● YOUR TASK
Search the data for the string "Contact" and gather each line it is in.

(Stored items from a collection)

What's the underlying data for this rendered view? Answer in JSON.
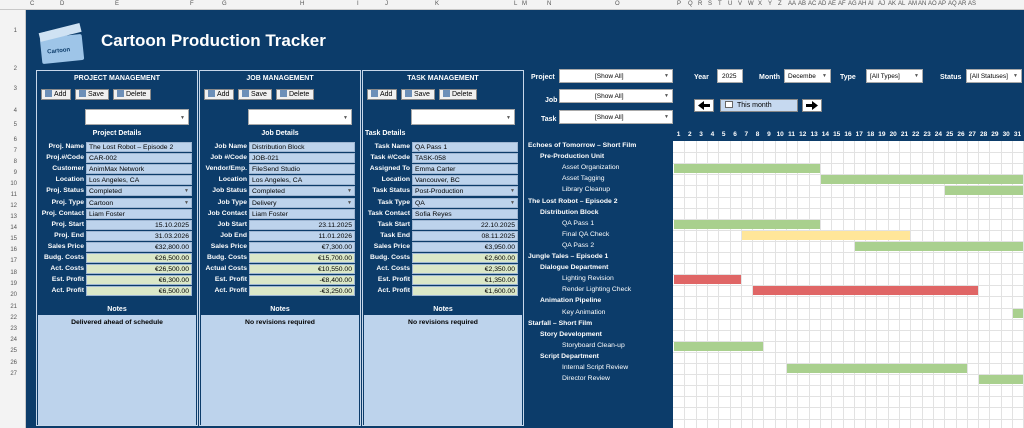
{
  "app": {
    "title": "Cartoon Production Tracker",
    "logo_text": "Cartoon"
  },
  "spreadsheet": {
    "columns": [
      "C",
      "D",
      "E",
      "F",
      "G",
      "H",
      "I",
      "J",
      "K",
      "L",
      "M",
      "N",
      "O",
      "P",
      "Q",
      "R",
      "S",
      "T",
      "U",
      "V",
      "W",
      "X",
      "Y",
      "Z",
      "AA",
      "AB",
      "AC",
      "AD",
      "AE",
      "AF",
      "AG",
      "AH",
      "AI",
      "AJ",
      "AK",
      "AL",
      "AM",
      "AN",
      "AO",
      "AP",
      "AQ",
      "AR",
      "AS"
    ],
    "rows": [
      "1",
      "2",
      "3",
      "4",
      "5",
      "6",
      "7",
      "8",
      "9",
      "10",
      "11",
      "12",
      "13",
      "14",
      "15",
      "16",
      "17",
      "18",
      "19",
      "20",
      "21",
      "22",
      "23",
      "24",
      "25",
      "26",
      "27"
    ]
  },
  "project_panel": {
    "title": "PROJECT MANAGEMENT",
    "buttons": {
      "add": "Add",
      "save": "Save",
      "delete": "Delete"
    },
    "section": "Project Details",
    "fields": [
      {
        "label": "Proj. Name",
        "value": "The Lost Robot – Episode 2"
      },
      {
        "label": "Proj.#/Code",
        "value": "CAR-002"
      },
      {
        "label": "Customer",
        "value": "AnimMax Network"
      },
      {
        "label": "Location",
        "value": "Los Angeles, CA"
      },
      {
        "label": "Proj. Status",
        "value": "Completed"
      },
      {
        "label": "Proj. Type",
        "value": "Cartoon"
      },
      {
        "label": "Proj. Contact",
        "value": "Liam Foster"
      },
      {
        "label": "Proj. Start",
        "value": "15.10.2025"
      },
      {
        "label": "Proj. End",
        "value": "31.03.2026"
      },
      {
        "label": "Sales Price",
        "value": "€32,800.00"
      },
      {
        "label": "Budg. Costs",
        "value": "€26,500.00"
      },
      {
        "label": "Act. Costs",
        "value": "€26,500.00"
      },
      {
        "label": "Est. Profit",
        "value": "€6,300.00"
      },
      {
        "label": "Act. Profit",
        "value": "€6,500.00"
      }
    ],
    "notes_label": "Notes",
    "notes": "Delivered ahead of schedule"
  },
  "job_panel": {
    "title": "JOB MANAGEMENT",
    "buttons": {
      "add": "Add",
      "save": "Save",
      "delete": "Delete"
    },
    "section": "Job Details",
    "fields": [
      {
        "label": "Job Name",
        "value": "Distribution Block"
      },
      {
        "label": "Job #/Code",
        "value": "JOB-021"
      },
      {
        "label": "Vendor/Emp.",
        "value": "FileSend Studio"
      },
      {
        "label": "Location",
        "value": "Los Angeles, CA"
      },
      {
        "label": "Job Status",
        "value": "Completed"
      },
      {
        "label": "Job Type",
        "value": "Delivery"
      },
      {
        "label": "Job Contact",
        "value": "Liam Foster"
      },
      {
        "label": "Job Start",
        "value": "23.11.2025"
      },
      {
        "label": "Job End",
        "value": "11.01.2026"
      },
      {
        "label": "Sales Price",
        "value": "€7,300.00"
      },
      {
        "label": "Budg. Costs",
        "value": "€15,700.00"
      },
      {
        "label": "Actual Costs",
        "value": "€10,550.00"
      },
      {
        "label": "Est. Profit",
        "value": "-€8,400.00"
      },
      {
        "label": "Act. Profit",
        "value": "-€3,250.00"
      }
    ],
    "notes_label": "Notes",
    "notes": "No revisions required"
  },
  "task_panel": {
    "title": "TASK MANAGEMENT",
    "buttons": {
      "add": "Add",
      "save": "Save",
      "delete": "Delete"
    },
    "section": "Task Details",
    "fields": [
      {
        "label": "Task Name",
        "value": "QA Pass 1"
      },
      {
        "label": "Task #/Code",
        "value": "TASK-058"
      },
      {
        "label": "Assigned To",
        "value": "Emma Carter"
      },
      {
        "label": "Location",
        "value": "Vancouver, BC"
      },
      {
        "label": "Task Status",
        "value": "Post-Production"
      },
      {
        "label": "Task Type",
        "value": "QA"
      },
      {
        "label": "Task Contact",
        "value": "Sofia Reyes"
      },
      {
        "label": "Task Start",
        "value": "22.10.2025"
      },
      {
        "label": "Task End",
        "value": "08.11.2025"
      },
      {
        "label": "Sales Price",
        "value": "€3,950.00"
      },
      {
        "label": "Budg. Costs",
        "value": "€2,600.00"
      },
      {
        "label": "Act. Costs",
        "value": "€2,350.00"
      },
      {
        "label": "Est. Profit",
        "value": "€1,350.00"
      },
      {
        "label": "Act. Profit",
        "value": "€1,600.00"
      }
    ],
    "notes_label": "Notes",
    "notes": "No revisions required"
  },
  "filters": {
    "project_label": "Project",
    "project_value": "[Show All]",
    "job_label": "Job",
    "job_value": "[Show All]",
    "task_label": "Task",
    "task_value": "[Show All]",
    "year_label": "Year",
    "year_value": "2025",
    "month_label": "Month",
    "month_value": "Decembe",
    "type_label": "Type",
    "type_value": "[All Types]",
    "status_label": "Status",
    "status_value": "[All Statuses]",
    "this_month": "This month"
  },
  "days": [
    "1",
    "2",
    "3",
    "4",
    "5",
    "6",
    "7",
    "8",
    "9",
    "10",
    "11",
    "12",
    "13",
    "14",
    "15",
    "16",
    "17",
    "18",
    "19",
    "20",
    "21",
    "22",
    "23",
    "24",
    "25",
    "26",
    "27",
    "28",
    "29",
    "30",
    "31"
  ],
  "gantt": [
    {
      "name": "Echoes of Tomorrow – Short Film",
      "level": 0,
      "bars": []
    },
    {
      "name": "Pre-Production Unit",
      "level": 1,
      "bars": []
    },
    {
      "name": "Asset Organization",
      "level": 2,
      "bars": [
        {
          "start": 1,
          "end": 13,
          "color": "#a9d08e"
        }
      ]
    },
    {
      "name": "Asset Tagging",
      "level": 2,
      "bars": [
        {
          "start": 14,
          "end": 31,
          "color": "#a9d08e"
        }
      ]
    },
    {
      "name": "Library Cleanup",
      "level": 2,
      "bars": [
        {
          "start": 25,
          "end": 31,
          "color": "#a9d08e"
        }
      ]
    },
    {
      "name": "The Lost Robot – Episode 2",
      "level": 0,
      "bars": []
    },
    {
      "name": "Distribution Block",
      "level": 1,
      "bars": []
    },
    {
      "name": "QA Pass 1",
      "level": 2,
      "bars": [
        {
          "start": 1,
          "end": 13,
          "color": "#a9d08e"
        }
      ]
    },
    {
      "name": "Final QA Check",
      "level": 2,
      "bars": [
        {
          "start": 7,
          "end": 21,
          "color": "#ffe699"
        }
      ]
    },
    {
      "name": "QA Pass 2",
      "level": 2,
      "bars": [
        {
          "start": 17,
          "end": 31,
          "color": "#a9d08e"
        }
      ]
    },
    {
      "name": "Jungle Tales – Episode 1",
      "level": 0,
      "bars": []
    },
    {
      "name": "Dialogue Department",
      "level": 1,
      "bars": []
    },
    {
      "name": "Lighting Revision",
      "level": 2,
      "bars": [
        {
          "start": 1,
          "end": 6,
          "color": "#e06666"
        }
      ]
    },
    {
      "name": "Render Lighting Check",
      "level": 2,
      "bars": [
        {
          "start": 8,
          "end": 27,
          "color": "#e06666"
        }
      ]
    },
    {
      "name": "Animation Pipeline",
      "level": 1,
      "bars": []
    },
    {
      "name": "Key Animation",
      "level": 2,
      "bars": [
        {
          "start": 31,
          "end": 31,
          "color": "#a9d08e"
        }
      ]
    },
    {
      "name": "Starfall – Short Film",
      "level": 0,
      "bars": []
    },
    {
      "name": "Story Development",
      "level": 1,
      "bars": []
    },
    {
      "name": "Storyboard Clean-up",
      "level": 2,
      "bars": [
        {
          "start": 1,
          "end": 8,
          "color": "#a9d08e"
        }
      ]
    },
    {
      "name": "Script Department",
      "level": 1,
      "bars": []
    },
    {
      "name": "Internal Script Review",
      "level": 2,
      "bars": [
        {
          "start": 11,
          "end": 26,
          "color": "#a9d08e"
        }
      ]
    },
    {
      "name": "Director Review",
      "level": 2,
      "bars": [
        {
          "start": 28,
          "end": 31,
          "color": "#a9d08e"
        }
      ]
    }
  ]
}
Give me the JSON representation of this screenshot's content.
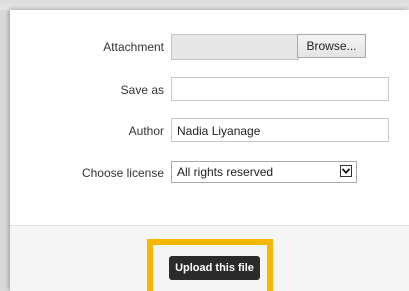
{
  "form": {
    "attachment": {
      "label": "Attachment",
      "browse_label": "Browse..."
    },
    "save_as": {
      "label": "Save as",
      "value": ""
    },
    "author": {
      "label": "Author",
      "value": "Nadia Liyanage"
    },
    "license": {
      "label": "Choose license",
      "selected": "All rights reserved"
    }
  },
  "footer": {
    "upload_label": "Upload this file"
  },
  "colors": {
    "highlight": "#f5b800",
    "upload_button": "#2b2b2b"
  },
  "icons": {
    "select_arrow": "chevron-down-icon"
  }
}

● OUTPUT FOR THIS TASK
        "label": "Proj. Contact",
        "label": "Job Contact",
        "label": "Task Contact",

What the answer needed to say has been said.